Below are some records. Copy every line in them that holds "text".
^^^^
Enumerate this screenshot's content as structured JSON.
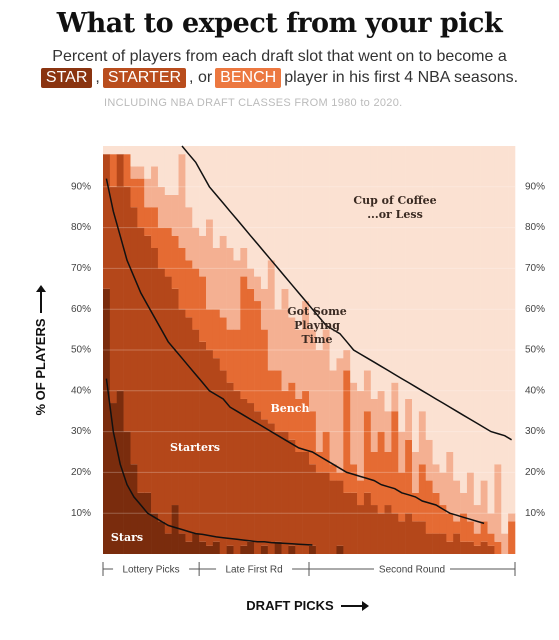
{
  "chart_data": {
    "type": "stacked-step",
    "title": "What to expect from your pick",
    "subtitle_line1": "Percent of players from each draft slot that went on to become a",
    "subtitle_line2": [
      {
        "box": "STAR",
        "color": "#8a3410"
      },
      {
        "text": ","
      },
      {
        "box": "STARTER",
        "color": "#b94d1d"
      },
      {
        "text": ", or"
      },
      {
        "box": "BENCH",
        "color": "#ec7840"
      },
      {
        "text": "player in his first 4 NBA seasons."
      }
    ],
    "note": "INCLUDING NBA DRAFT CLASSES FROM 1980 to 2020.",
    "y_axis_label": "% OF PLAYERS",
    "x_axis_label": "DRAFT PICKS",
    "picks": 60,
    "ylim": [
      0,
      100
    ],
    "yticks": [
      {
        "value": 10,
        "label": "10%"
      },
      {
        "value": 20,
        "label": "20%"
      },
      {
        "value": 30,
        "label": "30%"
      },
      {
        "value": 40,
        "label": "40%"
      },
      {
        "value": 50,
        "label": "50%"
      },
      {
        "value": 60,
        "label": "60%"
      },
      {
        "value": 70,
        "label": "70%"
      },
      {
        "value": 80,
        "label": "80%"
      },
      {
        "value": 90,
        "label": "90%"
      }
    ],
    "grid": true,
    "sections": [
      {
        "label": "Lottery Picks",
        "from": 1,
        "to": 14
      },
      {
        "label": "Late First Rd",
        "from": 15,
        "to": 30
      },
      {
        "label": "Second Round",
        "from": 31,
        "to": 60
      }
    ],
    "series": [
      {
        "label_lines": [
          "Stars"
        ],
        "color": "#7a2c0d",
        "label_color": "#ffffff",
        "values": [
          65,
          37,
          40,
          30,
          22,
          15,
          15,
          10,
          8,
          5,
          12,
          5,
          3,
          5,
          3,
          2,
          3,
          0,
          2,
          0,
          2,
          3,
          0,
          2,
          0,
          3,
          0,
          2,
          0,
          0,
          2,
          0,
          0,
          0,
          2,
          0,
          0,
          0,
          0,
          0,
          0,
          0,
          0,
          0,
          0,
          0,
          0,
          0,
          0,
          0,
          0,
          0,
          0,
          0,
          0,
          0,
          0,
          0,
          0,
          0
        ]
      },
      {
        "label_lines": [
          "Starters"
        ],
        "color": "#b4471a",
        "label_color": "#ffffff",
        "values": [
          33,
          53,
          58,
          60,
          63,
          65,
          63,
          65,
          62,
          63,
          53,
          55,
          55,
          50,
          49,
          48,
          45,
          45,
          40,
          40,
          36,
          34,
          35,
          31,
          32,
          27,
          30,
          26,
          25,
          25,
          20,
          20,
          20,
          18,
          16,
          15,
          15,
          12,
          15,
          12,
          10,
          12,
          10,
          8,
          10,
          8,
          8,
          5,
          5,
          5,
          3,
          5,
          3,
          3,
          2,
          3,
          2,
          0,
          0,
          0
        ]
      },
      {
        "label_lines": [
          "Bench"
        ],
        "color": "#e56b33",
        "label_color": "#ffffff",
        "values": [
          0,
          8,
          0,
          8,
          7,
          12,
          7,
          10,
          10,
          12,
          13,
          15,
          14,
          15,
          16,
          10,
          12,
          13,
          13,
          15,
          30,
          28,
          27,
          22,
          13,
          15,
          10,
          14,
          13,
          15,
          13,
          5,
          10,
          4,
          2,
          30,
          7,
          6,
          20,
          13,
          20,
          13,
          25,
          12,
          18,
          7,
          14,
          13,
          10,
          7,
          7,
          3,
          7,
          5,
          3,
          5,
          3,
          3,
          0,
          8
        ]
      },
      {
        "label_lines": [
          "Got Some",
          "Playing",
          "Time"
        ],
        "color": "#f4b092",
        "label_color": "#3a2a22",
        "values": [
          0,
          0,
          0,
          0,
          3,
          3,
          7,
          10,
          10,
          8,
          10,
          23,
          13,
          10,
          10,
          22,
          15,
          20,
          20,
          17,
          7,
          5,
          6,
          10,
          27,
          15,
          25,
          16,
          17,
          22,
          20,
          25,
          25,
          23,
          28,
          5,
          20,
          22,
          10,
          13,
          10,
          10,
          7,
          10,
          10,
          10,
          13,
          10,
          7,
          8,
          15,
          10,
          5,
          12,
          7,
          10,
          5,
          19,
          5,
          2
        ]
      },
      {
        "label_lines": [
          "Cup of Coffee",
          "...or Less"
        ],
        "color": "#fbe1d2",
        "label_color": "#3a2a22",
        "values": [
          2,
          2,
          2,
          2,
          5,
          5,
          8,
          5,
          10,
          12,
          12,
          2,
          15,
          20,
          22,
          18,
          25,
          22,
          25,
          28,
          25,
          30,
          32,
          35,
          28,
          40,
          35,
          42,
          45,
          38,
          45,
          50,
          45,
          55,
          52,
          50,
          58,
          60,
          55,
          62,
          60,
          65,
          58,
          70,
          62,
          75,
          65,
          72,
          78,
          80,
          75,
          82,
          85,
          80,
          88,
          82,
          90,
          78,
          95,
          90
        ]
      }
    ],
    "trend_lines": [
      {
        "color": "#111111",
        "values": [
          43,
          30,
          22,
          17,
          14,
          12,
          10,
          9,
          8,
          7,
          6.5,
          6,
          5.5,
          5,
          4.8,
          4.5,
          4.2,
          4,
          3.8,
          3.6,
          3.4,
          3.2,
          3,
          3,
          2.8,
          2.7,
          2.6,
          2.5,
          2.4,
          2.3,
          2.2,
          null,
          null,
          null,
          null,
          null,
          null,
          null,
          null,
          null,
          null,
          null,
          null,
          null,
          null,
          null,
          null,
          null,
          null,
          null,
          null,
          null,
          null,
          null,
          null,
          null,
          null,
          null,
          null,
          null
        ]
      },
      {
        "color": "#111111",
        "values": [
          92,
          84,
          78,
          72,
          68,
          64,
          61,
          58,
          55,
          52,
          50,
          48,
          46,
          44,
          42,
          40,
          39,
          38,
          36,
          35,
          34,
          33,
          32,
          31,
          30,
          29,
          28,
          27,
          26,
          25.5,
          25,
          24,
          23,
          22,
          21,
          20,
          19.5,
          19,
          18.5,
          18,
          17,
          16.5,
          16,
          15,
          14.5,
          14,
          13,
          12.5,
          12,
          11,
          10,
          9.5,
          9,
          8.5,
          8,
          7.5,
          null,
          null,
          null,
          null
        ]
      },
      {
        "color": "#111111",
        "values": [
          null,
          null,
          null,
          null,
          null,
          null,
          null,
          null,
          null,
          null,
          null,
          100,
          98,
          96,
          93,
          90,
          88,
          86,
          84,
          82,
          80,
          78,
          76,
          74,
          72,
          70,
          68,
          66,
          64,
          62,
          60,
          58,
          56,
          55,
          54,
          52,
          50,
          49,
          48,
          47,
          46,
          45,
          44,
          43,
          42,
          41,
          40,
          39,
          38,
          37,
          36,
          35,
          34,
          33,
          32,
          31,
          30,
          29.5,
          29,
          28
        ]
      }
    ]
  }
}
^^^^
(CORRECT OUTPUT)
        "text": ","
        "text": ", or"
        "text": "player in his first 4 NBA seasons."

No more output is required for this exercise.